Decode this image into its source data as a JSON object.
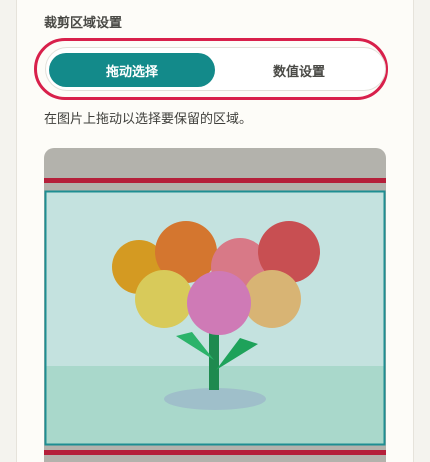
{
  "crop": {
    "section_title": "裁剪区域设置",
    "modes": [
      {
        "label": "拖动选择",
        "active": true
      },
      {
        "label": "数值设置",
        "active": false
      }
    ],
    "hint": "在图片上拖动以选择要保留的区域。"
  },
  "colors": {
    "accent": "#138a8a",
    "highlight": "#d8204b",
    "crop_border": "#1e8e92"
  }
}
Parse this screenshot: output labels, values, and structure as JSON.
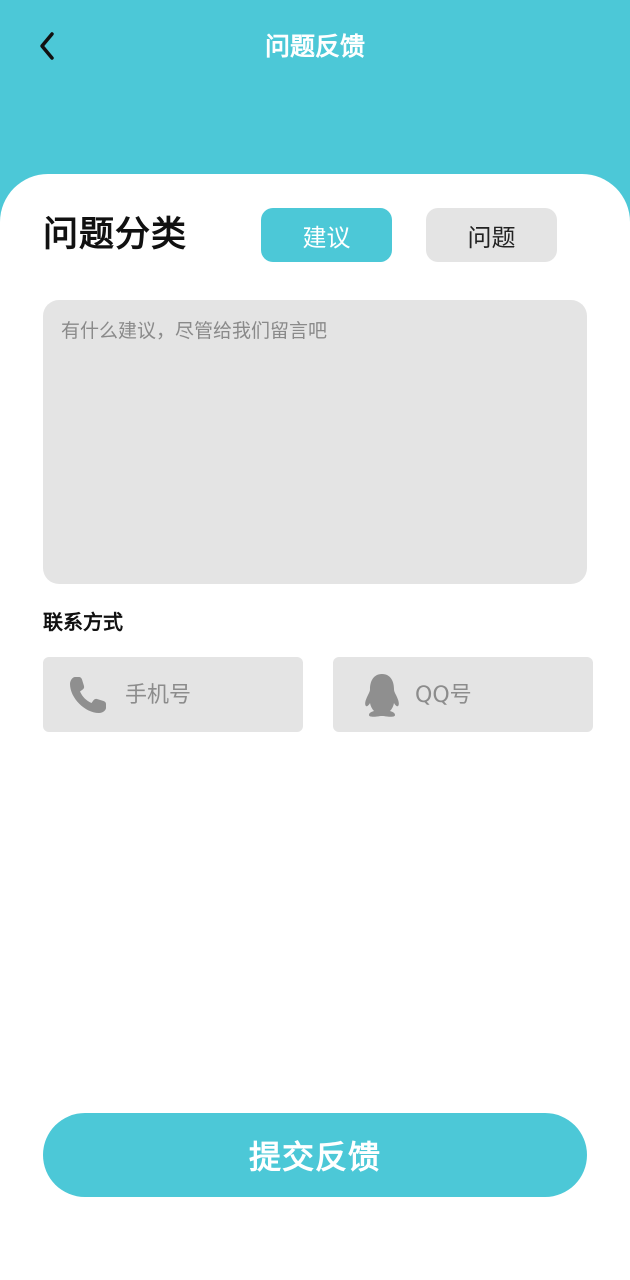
{
  "header": {
    "title": "问题反馈",
    "back_icon": "chevron-left-icon"
  },
  "category": {
    "label": "问题分类",
    "options": [
      {
        "label": "建议",
        "selected": true
      },
      {
        "label": "问题",
        "selected": false
      }
    ]
  },
  "feedback": {
    "value": "",
    "placeholder": "有什么建议，尽管给我们留言吧"
  },
  "contact": {
    "label": "联系方式",
    "phone": {
      "placeholder": "手机号",
      "value": "",
      "icon": "phone-icon"
    },
    "qq": {
      "placeholder": "QQ号",
      "value": "",
      "icon": "qq-penguin-icon"
    }
  },
  "submit": {
    "label": "提交反馈"
  },
  "colors": {
    "accent": "#4cc8d7",
    "field_bg": "#e4e4e4",
    "placeholder": "#8a8a8a"
  }
}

:: Task requirements ::
Beginning at the line that contains "Parse this screenshot: output", give the remaining lines of the records again exactly, through the last one. Leave out pictures.

:: Reply to the task ::
Parse this screenshot: output labels, values, and structure as JSON.
{
  "header": {
    "title": "问题反馈",
    "back_icon": "chevron-left-icon"
  },
  "category": {
    "label": "问题分类",
    "options": [
      {
        "label": "建议",
        "selected": true
      },
      {
        "label": "问题",
        "selected": false
      }
    ]
  },
  "feedback": {
    "value": "",
    "placeholder": "有什么建议，尽管给我们留言吧"
  },
  "contact": {
    "label": "联系方式",
    "phone": {
      "placeholder": "手机号",
      "value": "",
      "icon": "phone-icon"
    },
    "qq": {
      "placeholder": "QQ号",
      "value": "",
      "icon": "qq-penguin-icon"
    }
  },
  "submit": {
    "label": "提交反馈"
  },
  "colors": {
    "accent": "#4cc8d7",
    "field_bg": "#e4e4e4",
    "placeholder": "#8a8a8a"
  }
}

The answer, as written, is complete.